(Records excerpted from a collection)
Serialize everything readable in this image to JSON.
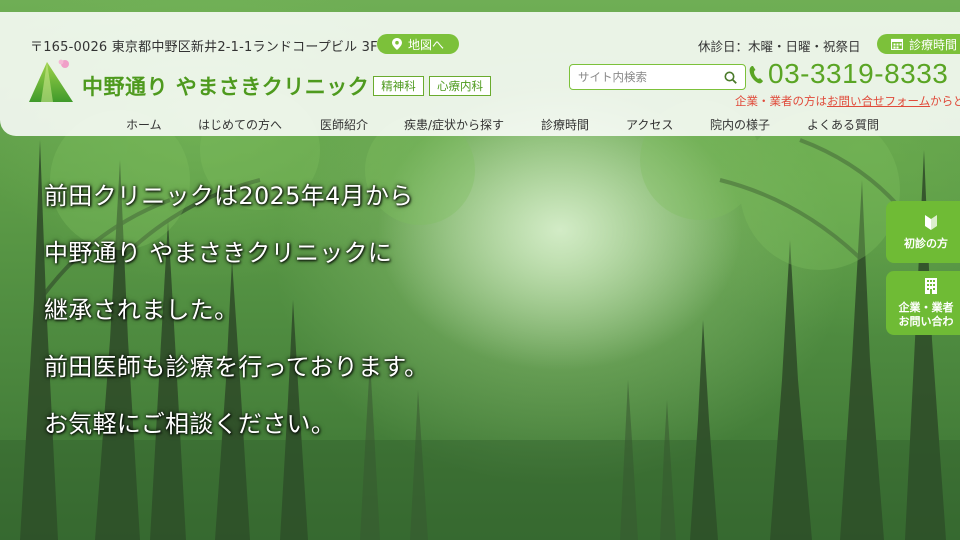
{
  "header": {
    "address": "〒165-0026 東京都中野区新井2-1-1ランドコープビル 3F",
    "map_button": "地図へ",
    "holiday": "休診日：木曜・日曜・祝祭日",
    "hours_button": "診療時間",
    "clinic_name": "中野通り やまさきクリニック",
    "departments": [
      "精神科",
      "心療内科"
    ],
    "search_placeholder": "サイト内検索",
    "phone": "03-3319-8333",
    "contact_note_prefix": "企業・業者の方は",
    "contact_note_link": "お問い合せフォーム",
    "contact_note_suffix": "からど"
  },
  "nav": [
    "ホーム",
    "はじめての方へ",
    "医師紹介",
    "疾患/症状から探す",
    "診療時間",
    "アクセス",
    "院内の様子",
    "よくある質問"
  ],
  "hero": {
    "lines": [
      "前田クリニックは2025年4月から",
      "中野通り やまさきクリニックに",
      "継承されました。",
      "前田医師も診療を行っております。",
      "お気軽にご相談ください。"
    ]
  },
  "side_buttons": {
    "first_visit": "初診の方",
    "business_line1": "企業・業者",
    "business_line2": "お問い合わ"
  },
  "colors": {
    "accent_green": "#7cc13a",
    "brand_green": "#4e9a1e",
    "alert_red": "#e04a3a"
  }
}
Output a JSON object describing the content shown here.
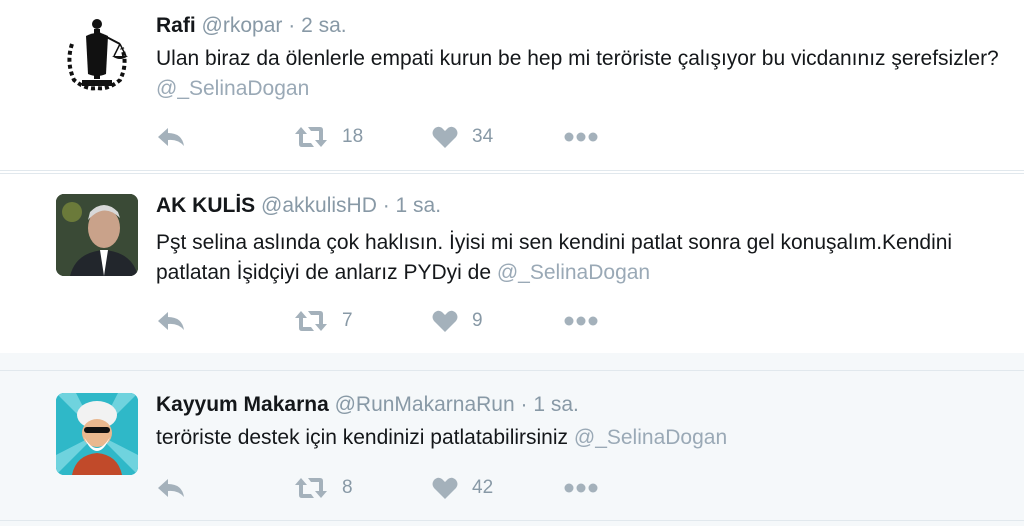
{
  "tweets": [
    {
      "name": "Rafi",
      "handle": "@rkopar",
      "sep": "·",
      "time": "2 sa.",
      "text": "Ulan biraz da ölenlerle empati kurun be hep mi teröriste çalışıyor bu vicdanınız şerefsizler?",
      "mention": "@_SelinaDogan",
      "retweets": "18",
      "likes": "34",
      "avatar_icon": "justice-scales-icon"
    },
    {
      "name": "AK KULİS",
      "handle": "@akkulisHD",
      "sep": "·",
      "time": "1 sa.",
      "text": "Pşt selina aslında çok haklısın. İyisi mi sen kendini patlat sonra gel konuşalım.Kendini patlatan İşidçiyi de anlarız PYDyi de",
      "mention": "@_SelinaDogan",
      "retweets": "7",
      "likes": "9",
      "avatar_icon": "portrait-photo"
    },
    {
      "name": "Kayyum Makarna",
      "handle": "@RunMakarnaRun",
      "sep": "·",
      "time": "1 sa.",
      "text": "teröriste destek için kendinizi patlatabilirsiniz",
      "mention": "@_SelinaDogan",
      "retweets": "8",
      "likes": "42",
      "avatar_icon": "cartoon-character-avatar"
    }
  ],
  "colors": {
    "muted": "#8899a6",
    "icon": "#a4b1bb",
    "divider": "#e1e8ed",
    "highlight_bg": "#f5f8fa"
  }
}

*Task to complete:* Reproduce each entry verbatim, excluding any embedded images.

*Result:*
Serialize everything readable in this image to JSON.
{
  "header": {
    "address": "〒165-0026 東京都中野区新井2-1-1ランドコープビル 3F",
    "map_button": "地図へ",
    "holiday": "休診日：木曜・日曜・祝祭日",
    "hours_button": "診療時間",
    "clinic_name": "中野通り やまさきクリニック",
    "departments": [
      "精神科",
      "心療内科"
    ],
    "search_placeholder": "サイト内検索",
    "phone": "03-3319-8333",
    "contact_note_prefix": "企業・業者の方は",
    "contact_note_link": "お問い合せフォーム",
    "contact_note_suffix": "からど"
  },
  "nav": [
    "ホーム",
    "はじめての方へ",
    "医師紹介",
    "疾患/症状から探す",
    "診療時間",
    "アクセス",
    "院内の様子",
    "よくある質問"
  ],
  "hero": {
    "lines": [
      "前田クリニックは2025年4月から",
      "中野通り やまさきクリニックに",
      "継承されました。",
      "前田医師も診療を行っております。",
      "お気軽にご相談ください。"
    ]
  },
  "side_buttons": {
    "first_visit": "初診の方",
    "business_line1": "企業・業者",
    "business_line2": "お問い合わ"
  },
  "colors": {
    "accent_green": "#7cc13a",
    "brand_green": "#4e9a1e",
    "alert_red": "#e04a3a"
  }
}
Output a JSON object describing the content shown here.
{
  "tweets": [
    {
      "name": "Rafi",
      "handle": "@rkopar",
      "sep": "·",
      "time": "2 sa.",
      "text": "Ulan biraz da ölenlerle empati kurun be hep mi teröriste çalışıyor bu vicdanınız şerefsizler?",
      "mention": "@_SelinaDogan",
      "retweets": "18",
      "likes": "34",
      "avatar_icon": "justice-scales-icon"
    },
    {
      "name": "AK KULİS",
      "handle": "@akkulisHD",
      "sep": "·",
      "time": "1 sa.",
      "text": "Pşt selina aslında çok haklısın. İyisi mi sen kendini patlat sonra gel konuşalım.Kendini patlatan İşidçiyi de anlarız PYDyi de",
      "mention": "@_SelinaDogan",
      "retweets": "7",
      "likes": "9",
      "avatar_icon": "portrait-photo"
    },
    {
      "name": "Kayyum Makarna",
      "handle": "@RunMakarnaRun",
      "sep": "·",
      "time": "1 sa.",
      "text": "teröriste destek için kendinizi patlatabilirsiniz",
      "mention": "@_SelinaDogan",
      "retweets": "8",
      "likes": "42",
      "avatar_icon": "cartoon-character-avatar"
    }
  ],
  "colors": {
    "muted": "#8899a6",
    "icon": "#a4b1bb",
    "divider": "#e1e8ed",
    "highlight_bg": "#f5f8fa"
  }
}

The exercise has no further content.